**TASK BRIEF**:
Return each line that holds the word "Россия".

Recorded data:
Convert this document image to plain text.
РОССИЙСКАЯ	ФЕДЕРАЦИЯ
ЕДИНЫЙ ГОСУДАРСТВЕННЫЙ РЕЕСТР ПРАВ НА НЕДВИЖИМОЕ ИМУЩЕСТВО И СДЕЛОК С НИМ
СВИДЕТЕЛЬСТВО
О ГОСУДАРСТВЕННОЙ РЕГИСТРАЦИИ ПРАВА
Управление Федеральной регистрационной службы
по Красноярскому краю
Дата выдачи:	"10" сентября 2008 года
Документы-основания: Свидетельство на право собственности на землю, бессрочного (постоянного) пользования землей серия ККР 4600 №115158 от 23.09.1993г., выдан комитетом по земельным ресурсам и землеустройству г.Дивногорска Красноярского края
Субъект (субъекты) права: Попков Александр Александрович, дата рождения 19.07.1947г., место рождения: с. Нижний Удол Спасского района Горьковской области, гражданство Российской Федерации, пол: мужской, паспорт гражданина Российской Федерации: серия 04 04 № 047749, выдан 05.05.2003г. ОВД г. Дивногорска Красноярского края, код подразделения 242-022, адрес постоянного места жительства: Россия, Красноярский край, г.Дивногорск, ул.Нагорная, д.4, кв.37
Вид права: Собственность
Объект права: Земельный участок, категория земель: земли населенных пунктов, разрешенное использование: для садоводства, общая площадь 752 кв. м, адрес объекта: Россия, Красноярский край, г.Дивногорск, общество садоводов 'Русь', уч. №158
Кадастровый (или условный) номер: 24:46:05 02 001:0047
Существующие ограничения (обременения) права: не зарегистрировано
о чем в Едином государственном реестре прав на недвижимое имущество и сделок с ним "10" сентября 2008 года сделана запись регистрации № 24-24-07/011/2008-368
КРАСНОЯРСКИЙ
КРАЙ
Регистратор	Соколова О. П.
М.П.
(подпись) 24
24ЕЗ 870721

**EXPECTED OUTPUT**:
Субъект (субъекты) права: Попков Александр Александрович, дата рождения 19.07.1947г., место рождения: с. Нижний Удол Спасского района Горьковской области, гражданство Российской Федерации, пол: мужской, паспорт гражданина Российской Федерации: серия 04 04 № 047749, выдан 05.05.2003г. ОВД г. Дивногорска Красноярского края, код подразделения 242-022, адрес постоянного места жительства: Россия, Красноярский край, г.Дивногорск, ул.Нагорная, д.4, кв.37
Объект права: Земельный участок, категория земель: земли населенных пунктов, разрешенное использование: для садоводства, общая площадь 752 кв. м, адрес объекта: Россия, Красноярский край, г.Дивногорск, общество садоводов 'Русь', уч. №158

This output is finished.